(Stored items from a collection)
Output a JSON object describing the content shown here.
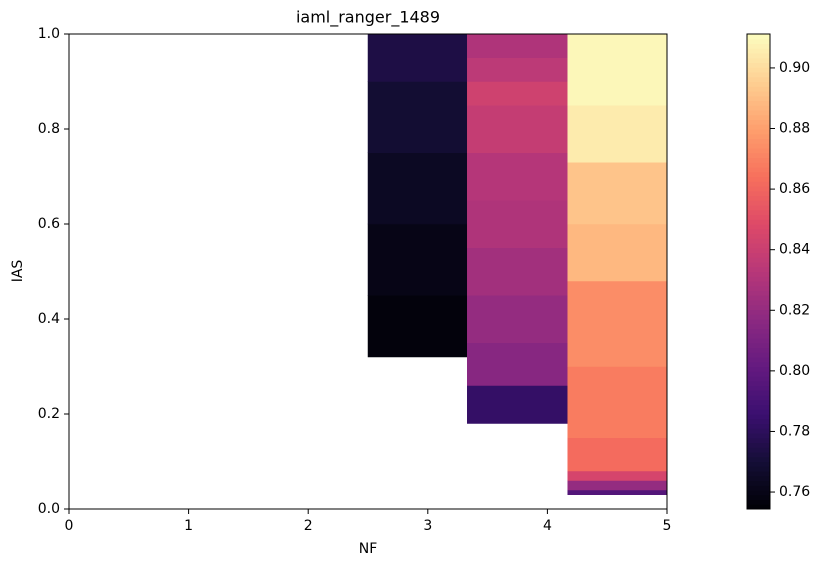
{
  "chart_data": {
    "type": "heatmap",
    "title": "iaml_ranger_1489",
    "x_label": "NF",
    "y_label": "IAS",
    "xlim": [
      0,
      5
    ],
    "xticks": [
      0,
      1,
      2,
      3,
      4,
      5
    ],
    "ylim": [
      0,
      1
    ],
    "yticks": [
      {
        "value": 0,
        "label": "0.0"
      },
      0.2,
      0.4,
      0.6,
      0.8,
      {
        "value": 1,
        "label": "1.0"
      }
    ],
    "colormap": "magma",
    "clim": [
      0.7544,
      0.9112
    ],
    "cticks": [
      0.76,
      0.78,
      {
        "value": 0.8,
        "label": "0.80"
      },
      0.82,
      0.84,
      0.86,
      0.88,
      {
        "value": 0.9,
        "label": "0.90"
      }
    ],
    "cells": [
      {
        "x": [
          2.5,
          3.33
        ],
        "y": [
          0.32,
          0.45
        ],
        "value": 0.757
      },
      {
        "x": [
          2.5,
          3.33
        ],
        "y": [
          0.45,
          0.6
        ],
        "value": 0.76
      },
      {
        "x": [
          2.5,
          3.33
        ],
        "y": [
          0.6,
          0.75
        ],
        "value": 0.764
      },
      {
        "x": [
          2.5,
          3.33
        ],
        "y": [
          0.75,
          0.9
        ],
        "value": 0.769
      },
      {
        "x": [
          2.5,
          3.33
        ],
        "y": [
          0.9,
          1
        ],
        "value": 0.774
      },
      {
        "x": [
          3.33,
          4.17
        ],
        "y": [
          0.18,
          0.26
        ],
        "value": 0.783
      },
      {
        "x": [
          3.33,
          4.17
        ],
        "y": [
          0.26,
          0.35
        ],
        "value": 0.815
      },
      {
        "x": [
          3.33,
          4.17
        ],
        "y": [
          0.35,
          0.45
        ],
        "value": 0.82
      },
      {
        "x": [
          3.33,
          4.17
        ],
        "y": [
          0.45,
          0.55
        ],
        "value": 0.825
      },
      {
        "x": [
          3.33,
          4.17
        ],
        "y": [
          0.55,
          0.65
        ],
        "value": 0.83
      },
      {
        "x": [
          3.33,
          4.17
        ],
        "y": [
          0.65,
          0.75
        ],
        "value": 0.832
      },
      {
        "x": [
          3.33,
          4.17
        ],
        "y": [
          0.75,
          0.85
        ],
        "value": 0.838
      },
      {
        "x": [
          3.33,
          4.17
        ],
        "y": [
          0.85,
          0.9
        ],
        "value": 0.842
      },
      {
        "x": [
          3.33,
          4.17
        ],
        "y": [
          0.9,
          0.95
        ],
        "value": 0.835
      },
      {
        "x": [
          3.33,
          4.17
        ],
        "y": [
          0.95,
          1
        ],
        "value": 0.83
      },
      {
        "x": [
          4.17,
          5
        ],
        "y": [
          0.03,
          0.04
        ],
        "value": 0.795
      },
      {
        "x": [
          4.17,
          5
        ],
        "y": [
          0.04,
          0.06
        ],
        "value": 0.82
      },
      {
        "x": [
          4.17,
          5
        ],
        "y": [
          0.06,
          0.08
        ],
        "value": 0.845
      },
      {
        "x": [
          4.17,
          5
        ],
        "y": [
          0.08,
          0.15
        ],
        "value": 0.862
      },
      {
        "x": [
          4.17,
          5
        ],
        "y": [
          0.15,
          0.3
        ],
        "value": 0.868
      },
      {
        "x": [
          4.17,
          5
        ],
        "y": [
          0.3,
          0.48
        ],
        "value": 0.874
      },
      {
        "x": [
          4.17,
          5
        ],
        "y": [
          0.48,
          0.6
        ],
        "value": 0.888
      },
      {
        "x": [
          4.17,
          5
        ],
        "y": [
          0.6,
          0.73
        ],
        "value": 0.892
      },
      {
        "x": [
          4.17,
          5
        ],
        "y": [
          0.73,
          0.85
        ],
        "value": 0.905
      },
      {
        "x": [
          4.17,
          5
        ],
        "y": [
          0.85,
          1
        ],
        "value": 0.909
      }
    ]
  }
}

* * *

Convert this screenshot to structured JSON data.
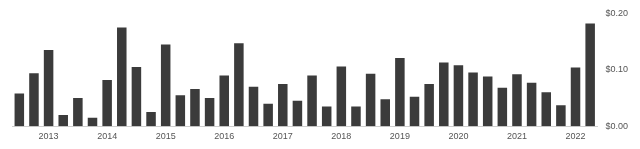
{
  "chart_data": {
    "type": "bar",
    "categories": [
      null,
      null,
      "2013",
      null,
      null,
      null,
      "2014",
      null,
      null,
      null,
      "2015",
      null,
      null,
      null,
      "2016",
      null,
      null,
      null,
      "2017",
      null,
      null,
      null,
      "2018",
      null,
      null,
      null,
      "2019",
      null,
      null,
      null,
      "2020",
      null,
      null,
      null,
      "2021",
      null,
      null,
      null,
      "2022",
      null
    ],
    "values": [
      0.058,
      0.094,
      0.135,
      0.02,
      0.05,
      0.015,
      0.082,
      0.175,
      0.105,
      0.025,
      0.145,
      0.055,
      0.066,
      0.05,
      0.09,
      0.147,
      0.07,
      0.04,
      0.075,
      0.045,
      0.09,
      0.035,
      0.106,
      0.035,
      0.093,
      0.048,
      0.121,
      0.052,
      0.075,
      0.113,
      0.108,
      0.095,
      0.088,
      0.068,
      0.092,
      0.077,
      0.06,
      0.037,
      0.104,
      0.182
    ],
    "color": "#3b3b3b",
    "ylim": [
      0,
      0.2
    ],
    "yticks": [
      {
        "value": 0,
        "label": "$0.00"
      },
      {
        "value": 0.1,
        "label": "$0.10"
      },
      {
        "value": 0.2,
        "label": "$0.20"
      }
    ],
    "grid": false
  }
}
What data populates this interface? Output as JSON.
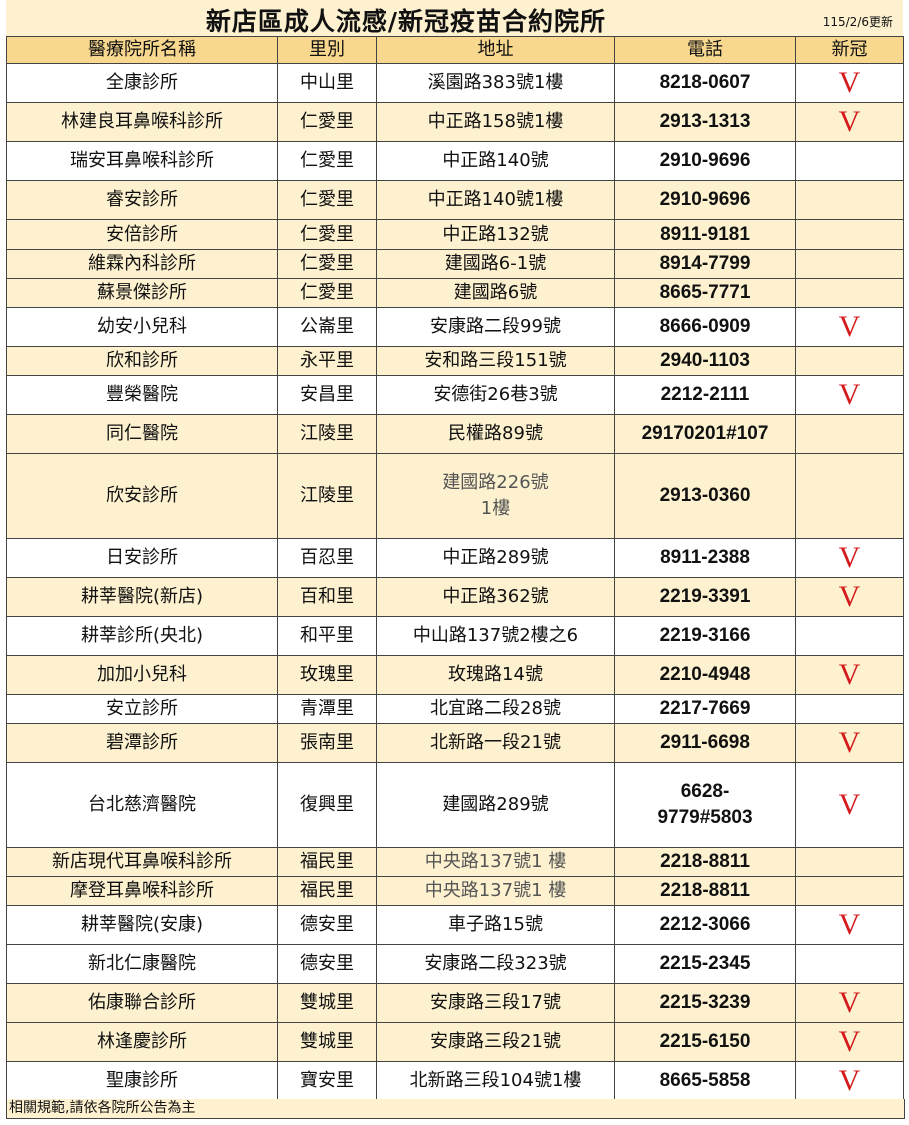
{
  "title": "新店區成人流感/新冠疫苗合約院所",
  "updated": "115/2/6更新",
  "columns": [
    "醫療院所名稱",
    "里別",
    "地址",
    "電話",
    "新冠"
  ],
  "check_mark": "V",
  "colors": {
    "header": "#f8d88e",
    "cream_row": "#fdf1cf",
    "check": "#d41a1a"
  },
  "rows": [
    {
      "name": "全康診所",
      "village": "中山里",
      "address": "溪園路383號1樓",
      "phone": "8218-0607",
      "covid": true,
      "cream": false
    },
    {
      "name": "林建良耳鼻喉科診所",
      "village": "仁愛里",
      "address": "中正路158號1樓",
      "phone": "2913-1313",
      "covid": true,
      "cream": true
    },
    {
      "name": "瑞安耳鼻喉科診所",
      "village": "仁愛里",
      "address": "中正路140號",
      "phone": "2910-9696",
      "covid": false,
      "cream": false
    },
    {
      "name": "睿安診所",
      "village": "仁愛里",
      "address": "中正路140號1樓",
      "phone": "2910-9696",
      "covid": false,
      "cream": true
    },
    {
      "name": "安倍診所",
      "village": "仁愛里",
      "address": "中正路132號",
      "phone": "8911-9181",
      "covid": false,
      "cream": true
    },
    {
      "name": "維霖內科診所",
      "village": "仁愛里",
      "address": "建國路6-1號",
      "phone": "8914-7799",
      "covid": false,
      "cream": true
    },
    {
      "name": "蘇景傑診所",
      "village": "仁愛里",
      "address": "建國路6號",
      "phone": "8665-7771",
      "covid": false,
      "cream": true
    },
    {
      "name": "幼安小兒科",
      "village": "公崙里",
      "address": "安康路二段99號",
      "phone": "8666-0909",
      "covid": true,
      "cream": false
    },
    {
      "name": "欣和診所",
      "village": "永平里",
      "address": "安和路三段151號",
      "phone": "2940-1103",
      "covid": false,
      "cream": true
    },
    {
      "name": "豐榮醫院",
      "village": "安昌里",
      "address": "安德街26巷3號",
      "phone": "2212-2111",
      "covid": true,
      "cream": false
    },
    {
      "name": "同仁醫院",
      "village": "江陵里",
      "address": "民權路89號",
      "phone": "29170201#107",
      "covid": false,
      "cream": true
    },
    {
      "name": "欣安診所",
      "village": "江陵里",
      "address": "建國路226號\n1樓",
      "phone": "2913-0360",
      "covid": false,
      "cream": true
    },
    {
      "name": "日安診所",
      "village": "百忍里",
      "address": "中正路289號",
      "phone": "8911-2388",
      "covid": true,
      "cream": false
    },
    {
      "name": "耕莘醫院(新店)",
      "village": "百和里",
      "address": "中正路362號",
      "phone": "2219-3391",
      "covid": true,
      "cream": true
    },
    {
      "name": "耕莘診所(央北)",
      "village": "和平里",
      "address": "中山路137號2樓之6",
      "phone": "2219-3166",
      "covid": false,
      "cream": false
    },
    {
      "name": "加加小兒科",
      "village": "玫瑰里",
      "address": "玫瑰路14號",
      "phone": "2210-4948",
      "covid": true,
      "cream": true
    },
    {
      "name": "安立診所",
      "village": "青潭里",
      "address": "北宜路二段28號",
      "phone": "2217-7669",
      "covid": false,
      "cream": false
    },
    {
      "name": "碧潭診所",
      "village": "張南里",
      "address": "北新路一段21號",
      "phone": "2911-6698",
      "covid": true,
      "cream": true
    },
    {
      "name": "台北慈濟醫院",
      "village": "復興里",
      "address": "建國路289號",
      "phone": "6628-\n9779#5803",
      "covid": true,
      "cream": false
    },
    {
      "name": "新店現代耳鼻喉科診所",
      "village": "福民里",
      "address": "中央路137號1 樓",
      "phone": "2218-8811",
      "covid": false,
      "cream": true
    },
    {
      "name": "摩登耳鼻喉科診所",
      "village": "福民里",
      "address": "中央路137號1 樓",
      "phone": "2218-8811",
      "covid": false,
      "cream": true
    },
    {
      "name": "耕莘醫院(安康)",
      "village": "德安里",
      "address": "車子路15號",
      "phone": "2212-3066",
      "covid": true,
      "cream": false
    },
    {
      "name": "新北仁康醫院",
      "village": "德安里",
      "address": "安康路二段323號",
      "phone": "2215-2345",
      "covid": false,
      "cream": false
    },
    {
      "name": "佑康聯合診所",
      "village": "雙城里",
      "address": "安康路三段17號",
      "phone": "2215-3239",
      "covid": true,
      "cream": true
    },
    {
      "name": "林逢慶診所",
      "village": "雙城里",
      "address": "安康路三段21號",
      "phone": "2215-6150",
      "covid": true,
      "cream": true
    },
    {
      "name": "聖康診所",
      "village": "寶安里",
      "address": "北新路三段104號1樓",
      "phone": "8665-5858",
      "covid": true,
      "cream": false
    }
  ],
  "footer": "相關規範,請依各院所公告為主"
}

---

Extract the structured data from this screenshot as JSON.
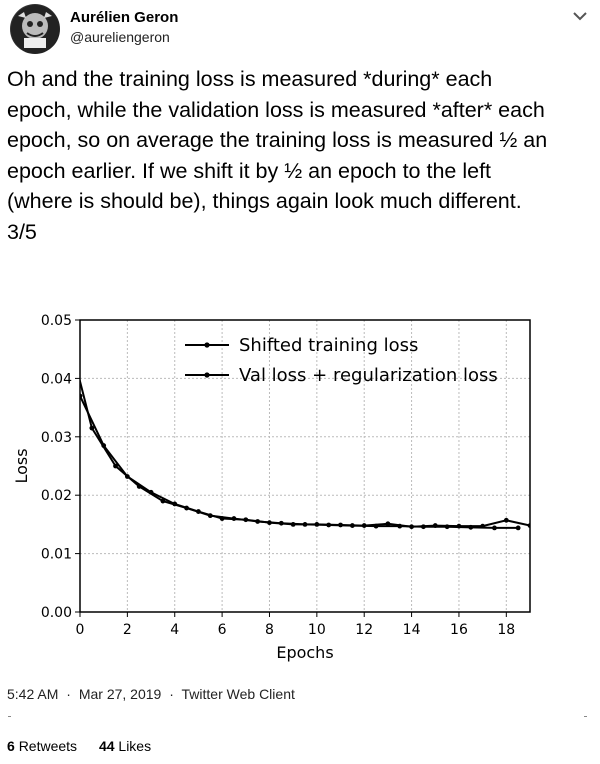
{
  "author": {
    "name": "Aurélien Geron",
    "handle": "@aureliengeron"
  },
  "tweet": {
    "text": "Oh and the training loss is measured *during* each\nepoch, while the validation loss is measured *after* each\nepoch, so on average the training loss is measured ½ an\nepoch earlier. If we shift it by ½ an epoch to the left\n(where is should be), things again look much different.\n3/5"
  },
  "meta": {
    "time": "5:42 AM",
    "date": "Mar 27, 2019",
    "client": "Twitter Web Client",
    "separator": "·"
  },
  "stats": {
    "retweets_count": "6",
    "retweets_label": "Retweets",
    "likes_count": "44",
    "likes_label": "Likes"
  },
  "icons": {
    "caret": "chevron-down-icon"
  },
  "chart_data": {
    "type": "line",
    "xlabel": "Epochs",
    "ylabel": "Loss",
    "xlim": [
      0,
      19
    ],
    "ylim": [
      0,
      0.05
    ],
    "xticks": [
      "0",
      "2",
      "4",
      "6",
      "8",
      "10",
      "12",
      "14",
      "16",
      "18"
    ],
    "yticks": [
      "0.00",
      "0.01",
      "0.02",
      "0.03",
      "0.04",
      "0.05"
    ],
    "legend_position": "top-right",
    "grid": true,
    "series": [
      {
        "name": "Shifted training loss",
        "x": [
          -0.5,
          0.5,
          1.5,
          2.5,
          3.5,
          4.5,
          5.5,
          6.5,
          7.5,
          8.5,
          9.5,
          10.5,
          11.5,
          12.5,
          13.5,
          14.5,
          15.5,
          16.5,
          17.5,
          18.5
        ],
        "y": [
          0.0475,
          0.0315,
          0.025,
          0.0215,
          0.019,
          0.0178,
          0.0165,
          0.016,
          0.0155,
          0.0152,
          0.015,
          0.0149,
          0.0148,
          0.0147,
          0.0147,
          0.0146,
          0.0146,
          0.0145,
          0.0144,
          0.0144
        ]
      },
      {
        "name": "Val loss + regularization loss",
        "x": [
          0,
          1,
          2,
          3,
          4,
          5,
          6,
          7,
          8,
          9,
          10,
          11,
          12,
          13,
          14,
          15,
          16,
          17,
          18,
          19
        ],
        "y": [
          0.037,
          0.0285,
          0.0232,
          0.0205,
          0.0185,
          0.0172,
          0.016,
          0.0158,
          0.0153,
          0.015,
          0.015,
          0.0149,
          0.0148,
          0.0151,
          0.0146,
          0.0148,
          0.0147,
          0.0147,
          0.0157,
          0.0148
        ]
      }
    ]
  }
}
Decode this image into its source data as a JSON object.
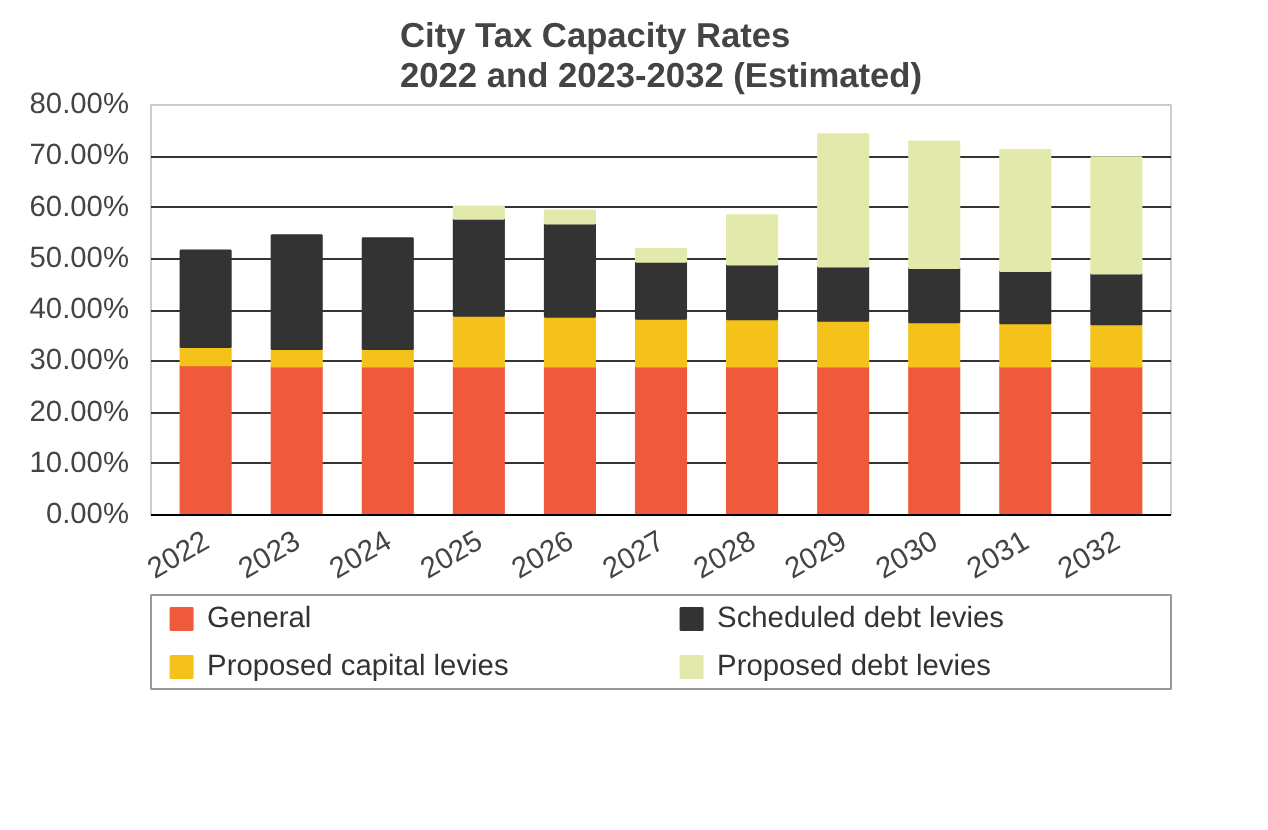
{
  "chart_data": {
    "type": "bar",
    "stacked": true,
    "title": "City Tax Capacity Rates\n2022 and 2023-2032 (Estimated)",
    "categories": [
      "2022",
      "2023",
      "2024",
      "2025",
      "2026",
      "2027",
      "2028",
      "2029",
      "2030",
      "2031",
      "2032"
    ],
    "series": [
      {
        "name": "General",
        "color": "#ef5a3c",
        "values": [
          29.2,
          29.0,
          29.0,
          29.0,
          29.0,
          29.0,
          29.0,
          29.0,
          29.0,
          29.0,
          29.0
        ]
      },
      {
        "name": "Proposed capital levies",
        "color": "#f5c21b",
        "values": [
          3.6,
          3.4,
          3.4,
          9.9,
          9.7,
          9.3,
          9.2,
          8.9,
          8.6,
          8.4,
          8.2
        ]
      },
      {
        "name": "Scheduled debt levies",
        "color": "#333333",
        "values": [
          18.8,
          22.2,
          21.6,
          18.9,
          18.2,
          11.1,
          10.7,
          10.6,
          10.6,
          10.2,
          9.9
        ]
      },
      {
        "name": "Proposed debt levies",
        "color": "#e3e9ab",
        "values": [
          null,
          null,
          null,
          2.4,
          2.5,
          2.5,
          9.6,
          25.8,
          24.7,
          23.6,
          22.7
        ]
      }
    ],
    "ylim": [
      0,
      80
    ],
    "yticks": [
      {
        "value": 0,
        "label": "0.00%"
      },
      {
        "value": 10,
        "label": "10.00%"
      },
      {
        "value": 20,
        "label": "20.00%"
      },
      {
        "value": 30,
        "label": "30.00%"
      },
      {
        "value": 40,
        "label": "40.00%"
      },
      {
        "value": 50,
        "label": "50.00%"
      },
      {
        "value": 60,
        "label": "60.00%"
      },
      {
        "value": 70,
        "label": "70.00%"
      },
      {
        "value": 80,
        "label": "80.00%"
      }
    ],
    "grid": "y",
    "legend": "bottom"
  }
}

→ **PROBLEM STATEMENT**
Read the entries above, then pull out the lines that include "structured".

→ **FINAL ANSWER**
Convert this screenshot to structured JSON data.
Extract the structured data from this screenshot as JSON.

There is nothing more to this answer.